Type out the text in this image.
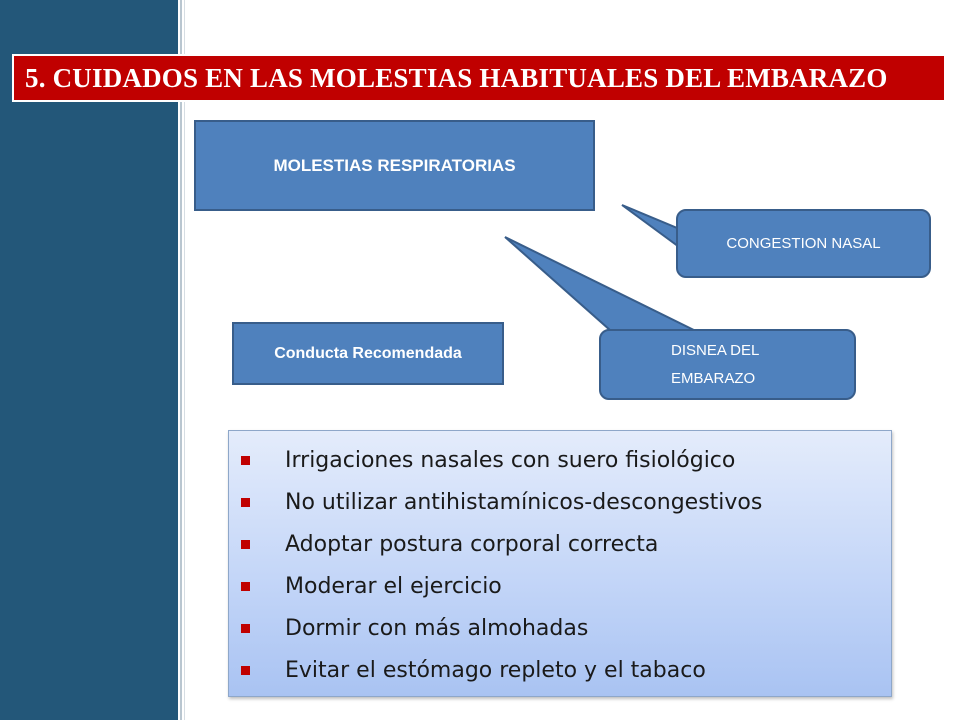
5. CUIDADOS EN LAS MOLESTIAS HABITUALES DEL EMBARAZO
MOLESTIAS RESPIRATORIAS
CONGESTION NASAL
DISNEA DEL EMBARAZO
Conducta Recomendada
Irrigaciones nasales con suero fisiológico
No utilizar antihistamínicos-descongestivos
Adoptar postura corporal correcta
Moderar el ejercicio
Dormir con más almohadas
Evitar el estómago repleto y el tabaco
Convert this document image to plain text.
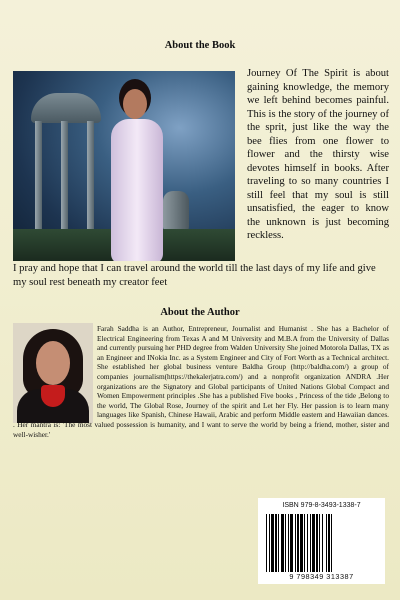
About the Book
Journey Of The Spirit is about gaining knowledge, the memory we left behind becomes painful. This is the story of the journey of the sprit, just like the way the bee flies from one flower to flower and the thirsty wise devotes himself in books. After traveling to so many countries I still feel that my soul is still unsatisfied, the eager to know the unknown is just becoming reckless.
I pray and hope that I can travel around the world till the last days of my life and give my soul rest beneath my creator feet
About the Author
Farah Saddha is an Author, Entrepreneur, Journalist and Humanist . She has a Bachelor of Electrical Engineering from Texas A and M University and M.B.A from the University of Dallas and currently pursuing her PHD degree from Walden University She joined Motorola Dallas, TX as an Engineer and INokia Inc. as a System Engineer and City of Fort Worth as a Technical architect. She established her global business venture Baldha Group (http://baldha.com/) a group of companies journalism(https://thekalerjatra.com/) and a nonprofit organization ANDRA .Her organizations are the Signatory and Global participants of United Nations Global Compact and Women Empowerment principles .She has a published Five books , Princess of the tide ,Belong to the world, The Global Rose, Journey of the spirit and Let her Fly. Her passion is to learn many languages like Spanish, Chinese Hawaii, Arabic and perform Middle eastern and Hawaiian dances. . Her mantra is: 'The most valued possession is humanity, and I want to serve the world by being a friend, mother, sister and well-wisher.'
ISBN 979-8-3493-1338-7
9 798349 313387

•••••

**To do**
All records should be output exactly, with the pictures left out.

**Solution to this exercise**
Type out the text in this image.
5. CUIDADOS EN LAS MOLESTIAS HABITUALES DEL EMBARAZO
MOLESTIAS RESPIRATORIAS
CONGESTION NASAL
DISNEA DEL EMBARAZO
Conducta Recomendada
Irrigaciones nasales con suero fisiológico
No utilizar antihistamínicos-descongestivos
Adoptar postura corporal correcta
Moderar el ejercicio
Dormir con más almohadas
Evitar el estómago repleto y el tabaco
Convert this document image to plain text.
About the Book
Journey Of The Spirit is about gaining knowledge, the memory we left behind becomes painful. This is the story of the journey of the sprit, just like the way the bee flies from one flower to flower and the thirsty wise devotes himself in books. After traveling to so many countries I still feel that my soul is still unsatisfied, the eager to know the unknown is just becoming reckless.
I pray and hope that I can travel around the world till the last days of my life and give my soul rest beneath my creator feet
About the Author
Farah Saddha is an Author, Entrepreneur, Journalist and Humanist . She has a Bachelor of Electrical Engineering from Texas A and M University and M.B.A from the University of Dallas and currently pursuing her PHD degree from Walden University She joined Motorola Dallas, TX as an Engineer and INokia Inc. as a System Engineer and City of Fort Worth as a Technical architect. She established her global business venture Baldha Group (http://baldha.com/) a group of companies journalism(https://thekalerjatra.com/) and a nonprofit organization ANDRA .Her organizations are the Signatory and Global participants of United Nations Global Compact and Women Empowerment principles .She has a published Five books , Princess of the tide ,Belong to the world, The Global Rose, Journey of the spirit and Let her Fly. Her passion is to learn many languages like Spanish, Chinese Hawaii, Arabic and perform Middle eastern and Hawaiian dances. . Her mantra is: 'The most valued possession is humanity, and I want to serve the world by being a friend, mother, sister and well-wisher.'
ISBN 979-8-3493-1338-7
9 798349 313387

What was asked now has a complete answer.